* EXERCISE PROMPT
Your task is to write out the lines from the line containing "Extract all readable text from this page." through the last line of the material, exactly.

* MATERIAL SHOWN
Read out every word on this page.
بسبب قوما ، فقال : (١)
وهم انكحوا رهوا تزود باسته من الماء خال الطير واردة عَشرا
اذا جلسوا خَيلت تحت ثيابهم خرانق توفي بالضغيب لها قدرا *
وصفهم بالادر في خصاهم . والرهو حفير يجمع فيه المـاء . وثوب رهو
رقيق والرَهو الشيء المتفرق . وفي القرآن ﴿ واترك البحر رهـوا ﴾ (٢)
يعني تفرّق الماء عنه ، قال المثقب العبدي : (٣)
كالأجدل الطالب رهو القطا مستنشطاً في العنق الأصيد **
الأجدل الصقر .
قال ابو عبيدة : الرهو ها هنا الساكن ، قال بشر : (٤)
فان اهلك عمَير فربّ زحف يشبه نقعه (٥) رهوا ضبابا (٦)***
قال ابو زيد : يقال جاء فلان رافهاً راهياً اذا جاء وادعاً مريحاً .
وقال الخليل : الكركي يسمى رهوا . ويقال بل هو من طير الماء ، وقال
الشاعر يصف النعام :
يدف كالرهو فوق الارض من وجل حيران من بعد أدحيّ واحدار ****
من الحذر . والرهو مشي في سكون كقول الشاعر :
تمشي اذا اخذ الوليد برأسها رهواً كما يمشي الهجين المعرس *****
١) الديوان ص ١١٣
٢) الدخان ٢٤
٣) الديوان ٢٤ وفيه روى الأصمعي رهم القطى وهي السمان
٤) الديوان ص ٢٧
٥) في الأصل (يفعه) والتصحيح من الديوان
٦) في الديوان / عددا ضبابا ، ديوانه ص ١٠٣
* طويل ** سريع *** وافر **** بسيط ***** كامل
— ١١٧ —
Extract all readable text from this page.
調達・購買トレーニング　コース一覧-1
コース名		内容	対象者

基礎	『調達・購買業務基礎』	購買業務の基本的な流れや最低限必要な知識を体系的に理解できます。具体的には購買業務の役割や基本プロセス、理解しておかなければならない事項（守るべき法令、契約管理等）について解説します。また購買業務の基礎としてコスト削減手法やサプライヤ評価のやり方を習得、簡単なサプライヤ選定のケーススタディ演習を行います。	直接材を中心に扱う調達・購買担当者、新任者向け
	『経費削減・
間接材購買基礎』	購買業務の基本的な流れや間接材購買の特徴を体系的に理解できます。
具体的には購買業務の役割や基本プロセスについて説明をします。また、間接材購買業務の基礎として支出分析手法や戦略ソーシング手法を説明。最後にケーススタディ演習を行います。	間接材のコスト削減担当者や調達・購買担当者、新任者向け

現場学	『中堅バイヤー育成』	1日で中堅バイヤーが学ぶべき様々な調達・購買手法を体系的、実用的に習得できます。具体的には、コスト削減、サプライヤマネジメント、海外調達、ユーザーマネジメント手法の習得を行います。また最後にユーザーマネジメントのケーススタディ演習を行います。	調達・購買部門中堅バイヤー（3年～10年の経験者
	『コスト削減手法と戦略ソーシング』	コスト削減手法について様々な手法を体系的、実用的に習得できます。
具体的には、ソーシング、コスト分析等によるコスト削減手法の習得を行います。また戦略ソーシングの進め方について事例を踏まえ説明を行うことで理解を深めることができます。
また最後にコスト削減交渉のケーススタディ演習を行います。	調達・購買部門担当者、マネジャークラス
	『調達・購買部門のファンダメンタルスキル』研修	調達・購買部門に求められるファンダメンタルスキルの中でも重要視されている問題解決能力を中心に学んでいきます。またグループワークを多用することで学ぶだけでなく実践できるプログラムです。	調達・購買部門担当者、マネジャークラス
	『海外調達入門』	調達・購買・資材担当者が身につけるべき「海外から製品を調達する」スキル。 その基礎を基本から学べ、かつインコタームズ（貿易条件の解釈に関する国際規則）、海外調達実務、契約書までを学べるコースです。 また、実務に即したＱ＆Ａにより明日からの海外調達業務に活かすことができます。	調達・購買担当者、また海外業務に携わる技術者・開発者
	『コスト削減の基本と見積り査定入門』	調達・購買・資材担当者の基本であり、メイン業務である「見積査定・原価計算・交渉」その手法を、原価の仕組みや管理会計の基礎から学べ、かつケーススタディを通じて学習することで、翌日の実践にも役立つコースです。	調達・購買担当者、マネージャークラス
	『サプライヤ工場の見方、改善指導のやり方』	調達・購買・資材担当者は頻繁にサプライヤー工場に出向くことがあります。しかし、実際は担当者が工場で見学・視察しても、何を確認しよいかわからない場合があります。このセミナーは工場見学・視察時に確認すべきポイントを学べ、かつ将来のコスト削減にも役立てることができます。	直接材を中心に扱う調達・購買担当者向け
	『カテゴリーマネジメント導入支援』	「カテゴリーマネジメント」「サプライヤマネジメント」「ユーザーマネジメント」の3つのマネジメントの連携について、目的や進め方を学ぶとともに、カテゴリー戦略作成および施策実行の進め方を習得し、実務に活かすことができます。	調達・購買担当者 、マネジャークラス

* EXERCISE RESULT
Extract all readable text from this page.
調達・購買トレーニング　コース一覧-1
コース名		内容	対象者

基礎	『調達・購買業務基礎』	購買業務の基本的な流れや最低限必要な知識を体系的に理解できます。具体的には購買業務の役割や基本プロセス、理解しておかなければならない事項（守るべき法令、契約管理等）について解説します。また購買業務の基礎としてコスト削減手法やサプライヤ評価のやり方を習得、簡単なサプライヤ選定のケーススタディ演習を行います。	直接材を中心に扱う調達・購買担当者、新任者向け
	『経費削減・
間接材購買基礎』	購買業務の基本的な流れや間接材購買の特徴を体系的に理解できます。
具体的には購買業務の役割や基本プロセスについて説明をします。また、間接材購買業務の基礎として支出分析手法や戦略ソーシング手法を説明。最後にケーススタディ演習を行います。	間接材のコスト削減担当者や調達・購買担当者、新任者向け

現場学	『中堅バイヤー育成』	1日で中堅バイヤーが学ぶべき様々な調達・購買手法を体系的、実用的に習得できます。具体的には、コスト削減、サプライヤマネジメント、海外調達、ユーザーマネジメント手法の習得を行います。また最後にユーザーマネジメントのケーススタディ演習を行います。	調達・購買部門中堅バイヤー（3年～10年の経験者
	『コスト削減手法と戦略ソーシング』	コスト削減手法について様々な手法を体系的、実用的に習得できます。
具体的には、ソーシング、コスト分析等によるコスト削減手法の習得を行います。また戦略ソーシングの進め方について事例を踏まえ説明を行うことで理解を深めることができます。
また最後にコスト削減交渉のケーススタディ演習を行います。	調達・購買部門担当者、マネジャークラス
	『調達・購買部門のファンダメンタルスキル』研修	調達・購買部門に求められるファンダメンタルスキルの中でも重要視されている問題解決能力を中心に学んでいきます。またグループワークを多用することで学ぶだけでなく実践できるプログラムです。	調達・購買部門担当者、マネジャークラス
	『海外調達入門』	調達・購買・資材担当者が身につけるべき「海外から製品を調達する」スキル。 その基礎を基本から学べ、かつインコタームズ（貿易条件の解釈に関する国際規則）、海外調達実務、契約書までを学べるコースです。 また、実務に即したＱ＆Ａにより明日からの海外調達業務に活かすことができます。	調達・購買担当者、また海外業務に携わる技術者・開発者
	『コスト削減の基本と見積り査定入門』	調達・購買・資材担当者の基本であり、メイン業務である「見積査定・原価計算・交渉」その手法を、原価の仕組みや管理会計の基礎から学べ、かつケーススタディを通じて学習することで、翌日の実践にも役立つコースです。	調達・購買担当者、マネージャークラス
	『サプライヤ工場の見方、改善指導のやり方』	調達・購買・資材担当者は頻繁にサプライヤー工場に出向くことがあります。しかし、実際は担当者が工場で見学・視察しても、何を確認しよいかわからない場合があります。このセミナーは工場見学・視察時に確認すべきポイントを学べ、かつ将来のコスト削減にも役立てることができます。	直接材を中心に扱う調達・購買担当者向け
	『カテゴリーマネジメント導入支援』	「カテゴリーマネジメント」「サプライヤマネジメント」「ユーザーマネジメント」の3つのマネジメントの連携について、目的や進め方を学ぶとともに、カテゴリー戦略作成および施策実行の進め方を習得し、実務に活かすことができます。	調達・購買担当者 、マネジャークラス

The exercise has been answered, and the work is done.